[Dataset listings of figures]
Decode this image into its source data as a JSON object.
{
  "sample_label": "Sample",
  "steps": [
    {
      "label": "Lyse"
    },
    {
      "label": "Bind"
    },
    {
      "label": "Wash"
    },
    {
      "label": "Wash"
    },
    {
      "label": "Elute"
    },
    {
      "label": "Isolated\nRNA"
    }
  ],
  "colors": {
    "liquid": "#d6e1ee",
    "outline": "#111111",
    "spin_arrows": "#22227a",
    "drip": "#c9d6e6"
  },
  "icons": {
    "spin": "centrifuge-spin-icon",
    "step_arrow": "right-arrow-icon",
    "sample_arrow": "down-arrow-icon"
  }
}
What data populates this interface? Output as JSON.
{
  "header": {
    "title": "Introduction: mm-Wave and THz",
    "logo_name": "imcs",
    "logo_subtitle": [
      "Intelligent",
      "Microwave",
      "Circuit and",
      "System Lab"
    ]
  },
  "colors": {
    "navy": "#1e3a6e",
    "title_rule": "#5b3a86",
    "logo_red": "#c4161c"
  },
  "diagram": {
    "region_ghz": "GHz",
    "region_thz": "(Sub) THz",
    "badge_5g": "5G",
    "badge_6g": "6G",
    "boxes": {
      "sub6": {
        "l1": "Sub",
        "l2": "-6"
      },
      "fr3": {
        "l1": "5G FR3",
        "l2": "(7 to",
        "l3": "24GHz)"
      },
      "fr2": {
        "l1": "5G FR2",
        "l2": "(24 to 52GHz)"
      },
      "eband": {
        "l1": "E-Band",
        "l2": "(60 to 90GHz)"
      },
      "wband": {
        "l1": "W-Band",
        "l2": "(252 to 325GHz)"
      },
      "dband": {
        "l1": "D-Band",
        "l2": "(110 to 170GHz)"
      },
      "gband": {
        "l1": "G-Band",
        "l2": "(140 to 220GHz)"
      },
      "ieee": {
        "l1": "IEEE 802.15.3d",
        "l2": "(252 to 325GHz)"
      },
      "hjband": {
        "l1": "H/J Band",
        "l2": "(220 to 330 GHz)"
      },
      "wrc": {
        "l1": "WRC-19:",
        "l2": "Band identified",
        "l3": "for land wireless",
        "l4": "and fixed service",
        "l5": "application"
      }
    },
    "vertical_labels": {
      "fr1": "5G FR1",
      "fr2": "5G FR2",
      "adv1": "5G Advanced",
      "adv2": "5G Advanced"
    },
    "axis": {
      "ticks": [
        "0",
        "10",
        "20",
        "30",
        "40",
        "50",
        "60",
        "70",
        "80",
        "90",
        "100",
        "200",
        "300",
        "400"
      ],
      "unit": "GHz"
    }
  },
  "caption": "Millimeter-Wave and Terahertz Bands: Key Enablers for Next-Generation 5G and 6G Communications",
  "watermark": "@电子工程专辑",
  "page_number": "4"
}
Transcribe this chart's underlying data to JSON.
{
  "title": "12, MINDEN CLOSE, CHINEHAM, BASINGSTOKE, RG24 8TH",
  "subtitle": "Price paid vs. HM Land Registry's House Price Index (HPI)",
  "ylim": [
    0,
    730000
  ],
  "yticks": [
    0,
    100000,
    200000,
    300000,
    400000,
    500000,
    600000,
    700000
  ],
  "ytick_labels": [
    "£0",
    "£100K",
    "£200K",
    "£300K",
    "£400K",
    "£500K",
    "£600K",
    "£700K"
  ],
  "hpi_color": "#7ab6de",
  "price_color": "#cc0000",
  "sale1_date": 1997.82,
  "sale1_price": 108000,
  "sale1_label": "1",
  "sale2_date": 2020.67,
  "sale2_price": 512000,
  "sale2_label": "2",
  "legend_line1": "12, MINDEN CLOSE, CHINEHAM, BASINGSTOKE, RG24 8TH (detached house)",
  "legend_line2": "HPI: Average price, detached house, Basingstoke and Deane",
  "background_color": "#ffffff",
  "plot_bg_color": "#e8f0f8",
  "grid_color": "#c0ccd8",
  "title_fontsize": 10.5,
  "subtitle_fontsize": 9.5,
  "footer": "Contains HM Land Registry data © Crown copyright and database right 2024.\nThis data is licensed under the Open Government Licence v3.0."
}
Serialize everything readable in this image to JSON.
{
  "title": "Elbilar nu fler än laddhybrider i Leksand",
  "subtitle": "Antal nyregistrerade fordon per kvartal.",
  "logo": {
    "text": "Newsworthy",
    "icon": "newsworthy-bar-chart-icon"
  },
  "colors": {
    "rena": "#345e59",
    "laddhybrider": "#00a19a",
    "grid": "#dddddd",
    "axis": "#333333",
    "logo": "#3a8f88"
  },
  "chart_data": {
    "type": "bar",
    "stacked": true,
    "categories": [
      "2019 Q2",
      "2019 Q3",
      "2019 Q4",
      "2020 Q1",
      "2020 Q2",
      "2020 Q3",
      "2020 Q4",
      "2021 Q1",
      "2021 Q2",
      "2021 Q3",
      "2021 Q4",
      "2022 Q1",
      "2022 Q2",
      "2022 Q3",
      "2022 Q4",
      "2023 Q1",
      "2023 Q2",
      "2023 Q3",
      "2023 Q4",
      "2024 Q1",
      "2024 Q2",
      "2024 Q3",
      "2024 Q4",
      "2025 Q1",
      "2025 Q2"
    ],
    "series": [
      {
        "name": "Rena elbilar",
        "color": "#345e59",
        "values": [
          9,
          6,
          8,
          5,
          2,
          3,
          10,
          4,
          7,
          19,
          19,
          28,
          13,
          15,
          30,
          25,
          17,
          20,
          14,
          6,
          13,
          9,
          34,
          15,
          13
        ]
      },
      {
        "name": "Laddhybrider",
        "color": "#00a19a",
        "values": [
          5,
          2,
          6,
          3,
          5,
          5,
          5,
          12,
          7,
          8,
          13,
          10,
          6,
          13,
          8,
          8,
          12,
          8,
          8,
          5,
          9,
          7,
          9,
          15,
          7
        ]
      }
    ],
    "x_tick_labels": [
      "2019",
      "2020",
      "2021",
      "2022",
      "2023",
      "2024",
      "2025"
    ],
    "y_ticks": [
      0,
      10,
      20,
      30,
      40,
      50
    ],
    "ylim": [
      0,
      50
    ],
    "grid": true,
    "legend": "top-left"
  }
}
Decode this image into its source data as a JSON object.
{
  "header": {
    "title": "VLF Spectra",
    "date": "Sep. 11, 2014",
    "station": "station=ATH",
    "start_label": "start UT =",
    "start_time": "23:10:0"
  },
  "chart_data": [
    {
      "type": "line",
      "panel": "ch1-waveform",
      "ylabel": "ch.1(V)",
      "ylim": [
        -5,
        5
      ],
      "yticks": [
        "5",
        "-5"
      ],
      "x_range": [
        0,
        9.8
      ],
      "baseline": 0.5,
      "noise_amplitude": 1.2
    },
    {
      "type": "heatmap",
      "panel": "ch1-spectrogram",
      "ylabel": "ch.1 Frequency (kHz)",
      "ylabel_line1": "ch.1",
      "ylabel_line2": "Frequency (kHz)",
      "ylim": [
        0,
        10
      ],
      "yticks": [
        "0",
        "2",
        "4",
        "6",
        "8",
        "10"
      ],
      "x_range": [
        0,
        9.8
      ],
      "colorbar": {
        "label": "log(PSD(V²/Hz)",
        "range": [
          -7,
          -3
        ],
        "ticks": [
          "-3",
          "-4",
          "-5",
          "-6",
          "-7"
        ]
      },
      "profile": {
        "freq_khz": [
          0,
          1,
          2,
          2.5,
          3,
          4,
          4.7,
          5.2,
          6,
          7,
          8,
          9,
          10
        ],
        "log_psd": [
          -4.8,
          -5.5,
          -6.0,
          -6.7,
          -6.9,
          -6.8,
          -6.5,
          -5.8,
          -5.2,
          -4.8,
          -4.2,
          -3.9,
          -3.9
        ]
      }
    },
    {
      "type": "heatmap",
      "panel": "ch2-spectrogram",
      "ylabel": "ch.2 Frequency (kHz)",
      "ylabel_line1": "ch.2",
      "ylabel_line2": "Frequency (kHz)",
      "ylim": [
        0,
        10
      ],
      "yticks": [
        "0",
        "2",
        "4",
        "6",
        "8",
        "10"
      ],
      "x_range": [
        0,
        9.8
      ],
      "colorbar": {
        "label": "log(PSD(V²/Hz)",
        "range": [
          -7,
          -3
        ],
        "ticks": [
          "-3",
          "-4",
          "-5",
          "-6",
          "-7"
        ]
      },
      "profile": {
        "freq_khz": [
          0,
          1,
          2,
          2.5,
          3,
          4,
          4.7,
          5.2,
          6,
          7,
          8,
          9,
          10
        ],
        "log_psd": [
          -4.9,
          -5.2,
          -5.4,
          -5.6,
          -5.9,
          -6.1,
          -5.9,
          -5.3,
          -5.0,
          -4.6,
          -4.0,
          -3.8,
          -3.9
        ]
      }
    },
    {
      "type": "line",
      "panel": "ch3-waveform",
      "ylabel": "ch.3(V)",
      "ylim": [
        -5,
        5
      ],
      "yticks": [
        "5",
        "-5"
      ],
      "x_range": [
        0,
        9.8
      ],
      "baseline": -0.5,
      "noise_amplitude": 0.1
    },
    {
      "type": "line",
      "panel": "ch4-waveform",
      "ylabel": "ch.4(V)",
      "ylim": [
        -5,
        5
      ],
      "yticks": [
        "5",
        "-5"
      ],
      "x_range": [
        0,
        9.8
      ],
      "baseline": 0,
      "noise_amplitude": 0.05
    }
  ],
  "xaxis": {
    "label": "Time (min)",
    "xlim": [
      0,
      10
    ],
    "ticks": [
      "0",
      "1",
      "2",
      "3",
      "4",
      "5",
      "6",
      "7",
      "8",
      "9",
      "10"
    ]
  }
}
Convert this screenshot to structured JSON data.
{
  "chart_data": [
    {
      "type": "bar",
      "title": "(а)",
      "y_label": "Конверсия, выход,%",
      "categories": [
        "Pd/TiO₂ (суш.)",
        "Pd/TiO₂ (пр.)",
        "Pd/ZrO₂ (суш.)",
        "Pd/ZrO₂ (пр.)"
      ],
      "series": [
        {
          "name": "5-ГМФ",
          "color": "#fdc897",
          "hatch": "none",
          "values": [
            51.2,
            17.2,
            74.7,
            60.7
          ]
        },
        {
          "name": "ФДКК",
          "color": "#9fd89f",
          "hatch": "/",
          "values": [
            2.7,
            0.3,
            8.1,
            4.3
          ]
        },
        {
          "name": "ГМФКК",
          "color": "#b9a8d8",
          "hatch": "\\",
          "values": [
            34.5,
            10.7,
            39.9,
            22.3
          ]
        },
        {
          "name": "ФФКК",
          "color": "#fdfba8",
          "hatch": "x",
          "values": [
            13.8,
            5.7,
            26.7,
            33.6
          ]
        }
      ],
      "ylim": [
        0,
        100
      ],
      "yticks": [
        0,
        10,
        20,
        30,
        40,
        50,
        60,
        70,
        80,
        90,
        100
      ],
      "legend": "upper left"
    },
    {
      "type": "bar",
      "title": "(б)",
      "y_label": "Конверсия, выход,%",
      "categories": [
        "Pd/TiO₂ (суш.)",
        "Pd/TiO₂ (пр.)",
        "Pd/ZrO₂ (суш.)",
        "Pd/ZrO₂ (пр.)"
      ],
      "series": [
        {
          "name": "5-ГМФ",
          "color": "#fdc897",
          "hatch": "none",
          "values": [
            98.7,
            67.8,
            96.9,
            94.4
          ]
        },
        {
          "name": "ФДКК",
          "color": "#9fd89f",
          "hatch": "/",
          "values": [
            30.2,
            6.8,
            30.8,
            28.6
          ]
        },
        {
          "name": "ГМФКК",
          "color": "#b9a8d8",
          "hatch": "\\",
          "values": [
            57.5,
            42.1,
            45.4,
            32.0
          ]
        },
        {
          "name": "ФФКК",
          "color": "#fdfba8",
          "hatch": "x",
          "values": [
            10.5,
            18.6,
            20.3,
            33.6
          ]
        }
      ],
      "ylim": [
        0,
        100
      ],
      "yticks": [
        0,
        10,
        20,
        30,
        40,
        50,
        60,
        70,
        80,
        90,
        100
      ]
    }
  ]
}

Request:
Show each line of the listing that holds the string "right".

Result:
    "step_arrow": "right-arrow-icon",
  "footer": "Contains HM Land Registry data © Crown copyright and database right 2024.\nThis data is licensed under the Open Government Licence v3.0."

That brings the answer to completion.